§ **PROBLEM DESCRIPTION**
Write the entries below out again exactly; any picture in them stays out.

§ **INPUT**
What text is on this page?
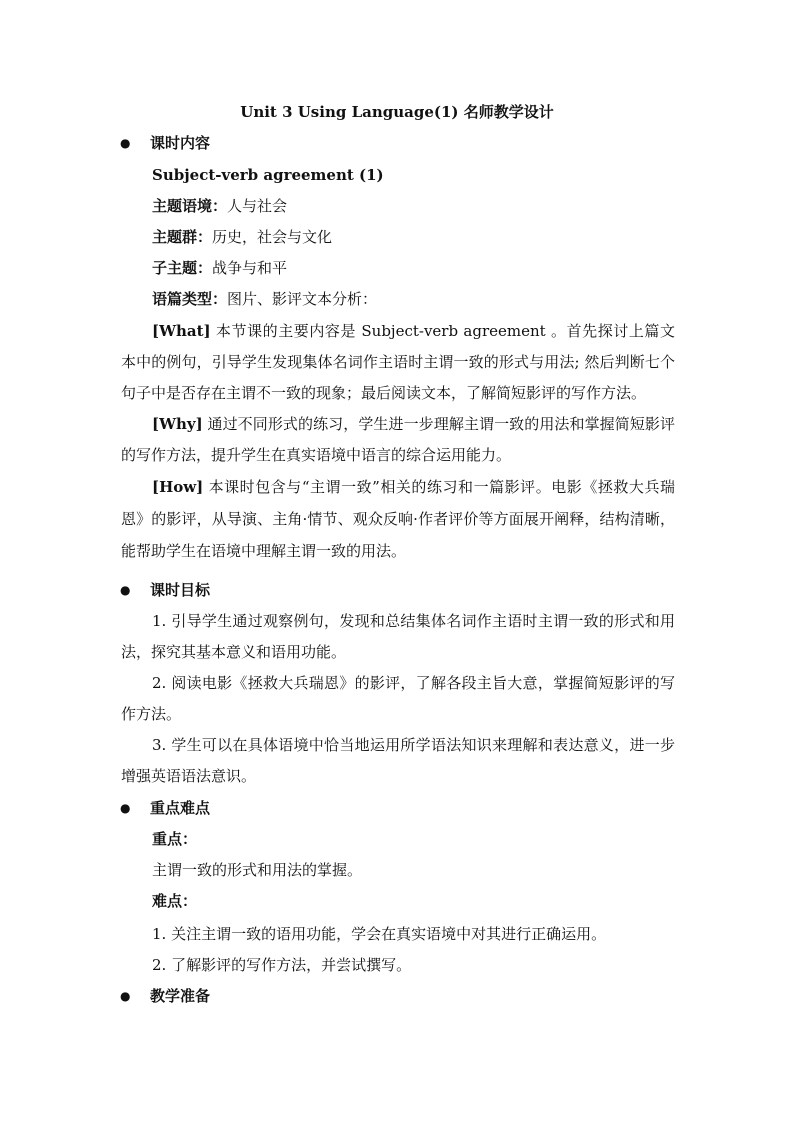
Unit 3 Using Language(1) 名师教学设计
● 课时内容
Subject-verb agreement (1)
主题语境：人与社会
主题群：历史，社会与文化
子主题：战争与和平
语篇类型：图片、影评文本分析：
[What] 本节课的主要内容是 Subject-verb agreement 。首先探讨上篇文本中的例句，引导学生发现集体名词作主语时主谓一致的形式与用法; 然后判断七个句子中是否存在主谓不一致的现象；最后阅读文本，了解简短影评的写作方法。
[Why] 通过不同形式的练习，学生进一步理解主谓一致的用法和掌握简短影评的写作方法，提升学生在真实语境中语言的综合运用能力。
[How] 本课时包含与“主谓一致”相关的练习和一篇影评。电影《拯救大兵瑞恩》的影评，从导演、主角·情节、观众反响·作者评价等方面展开阐释，结构清晰，能帮助学生在语境中理解主谓一致的用法。
● 课时目标
1. 引导学生通过观察例句，发现和总结集体名词作主语时主谓一致的形式和用法，探究其基本意义和语用功能。
2. 阅读电影《拯救大兵瑞恩》的影评，了解各段主旨大意，掌握简短影评的写作方法。
3. 学生可以在具体语境中恰当地运用所学语法知识来理解和表达意义，进一步增强英语语法意识。
● 重点难点
重点：
主谓一致的形式和用法的掌握。
难点：
1. 关注主谓一致的语用功能，学会在真实语境中对其进行正确运用。
2. 了解影评的写作方法，并尝试撰写。
● 教学准备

§ **RESULT OF THIS EXERCISE**
What text is on this page?
Unit 3 Using Language(1) 名师教学设计
● 课时内容
Subject-verb agreement (1)
主题语境：人与社会
主题群：历史，社会与文化
子主题：战争与和平
语篇类型：图片、影评文本分析：
[What] 本节课的主要内容是 Subject-verb agreement 。首先探讨上篇文本中的例句，引导学生发现集体名词作主语时主谓一致的形式与用法; 然后判断七个句子中是否存在主谓不一致的现象；最后阅读文本，了解简短影评的写作方法。
[Why] 通过不同形式的练习，学生进一步理解主谓一致的用法和掌握简短影评的写作方法，提升学生在真实语境中语言的综合运用能力。
[How] 本课时包含与“主谓一致”相关的练习和一篇影评。电影《拯救大兵瑞恩》的影评，从导演、主角·情节、观众反响·作者评价等方面展开阐释，结构清晰，能帮助学生在语境中理解主谓一致的用法。
● 课时目标
1. 引导学生通过观察例句，发现和总结集体名词作主语时主谓一致的形式和用法，探究其基本意义和语用功能。
2. 阅读电影《拯救大兵瑞恩》的影评，了解各段主旨大意，掌握简短影评的写作方法。
3. 学生可以在具体语境中恰当地运用所学语法知识来理解和表达意义，进一步增强英语语法意识。
● 重点难点
重点：
主谓一致的形式和用法的掌握。
难点：
1. 关注主谓一致的语用功能，学会在真实语境中对其进行正确运用。
2. 了解影评的写作方法，并尝试撰写。
● 教学准备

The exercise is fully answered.